» **AIM**
Go through the data below and copy it exactly, skipping every picture.
-------- SUPPLIED RECORDS --------
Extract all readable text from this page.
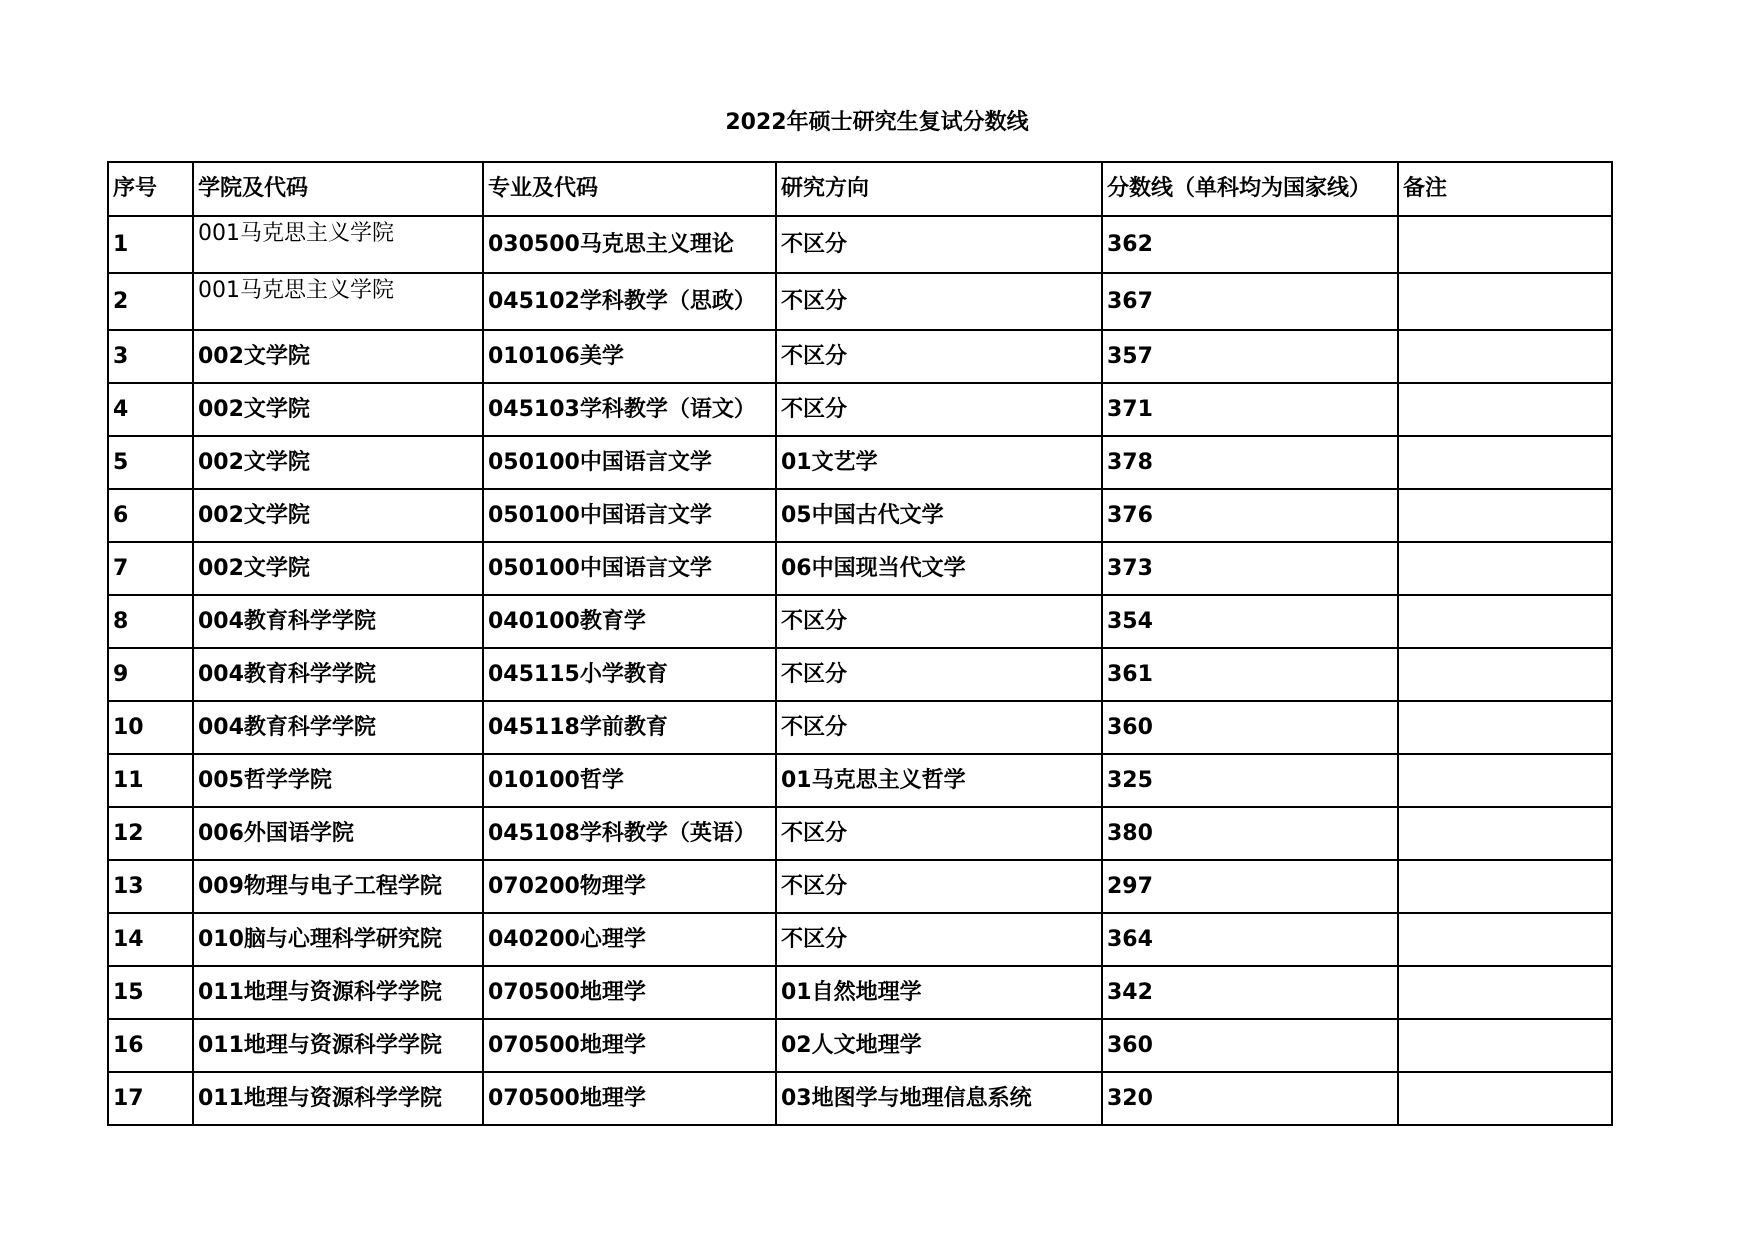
2022年硕士研究生复试分数线
序号	学院及代码	专业及代码	研究方向	分数线（单科均为国家线）	备注
1	001马克思主义学院	030500马克思主义理论	不区分	362	
2	001马克思主义学院	045102学科教学（思政）	不区分	367	
3	002文学院	010106美学	不区分	357	
4	002文学院	045103学科教学（语文）	不区分	371	
5	002文学院	050100中国语言文学	01文艺学	378	
6	002文学院	050100中国语言文学	05中国古代文学	376	
7	002文学院	050100中国语言文学	06中国现当代文学	373	
8	004教育科学学院	040100教育学	不区分	354	
9	004教育科学学院	045115小学教育	不区分	361	
10	004教育科学学院	045118学前教育	不区分	360	
11	005哲学学院	010100哲学	01马克思主义哲学	325	
12	006外国语学院	045108学科教学（英语）	不区分	380	
13	009物理与电子工程学院	070200物理学	不区分	297	
14	010脑与心理科学研究院	040200心理学	不区分	364	
15	011地理与资源科学学院	070500地理学	01自然地理学	342	
16	011地理与资源科学学院	070500地理学	02人文地理学	360	
17	011地理与资源科学学院	070500地理学	03地图学与地理信息系统	320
--------
» **SOLUTION BELOW**
Extract all readable text from this page.
2022年硕士研究生复试分数线
序号	学院及代码	专业及代码	研究方向	分数线（单科均为国家线）	备注
1	001马克思主义学院	030500马克思主义理论	不区分	362	
2	001马克思主义学院	045102学科教学（思政）	不区分	367	
3	002文学院	010106美学	不区分	357	
4	002文学院	045103学科教学（语文）	不区分	371	
5	002文学院	050100中国语言文学	01文艺学	378	
6	002文学院	050100中国语言文学	05中国古代文学	376	
7	002文学院	050100中国语言文学	06中国现当代文学	373	
8	004教育科学学院	040100教育学	不区分	354	
9	004教育科学学院	045115小学教育	不区分	361	
10	004教育科学学院	045118学前教育	不区分	360	
11	005哲学学院	010100哲学	01马克思主义哲学	325	
12	006外国语学院	045108学科教学（英语）	不区分	380	
13	009物理与电子工程学院	070200物理学	不区分	297	
14	010脑与心理科学研究院	040200心理学	不区分	364	
15	011地理与资源科学学院	070500地理学	01自然地理学	342	
16	011地理与资源科学学院	070500地理学	02人文地理学	360	
17	011地理与资源科学学院	070500地理学	03地图学与地理信息系统	320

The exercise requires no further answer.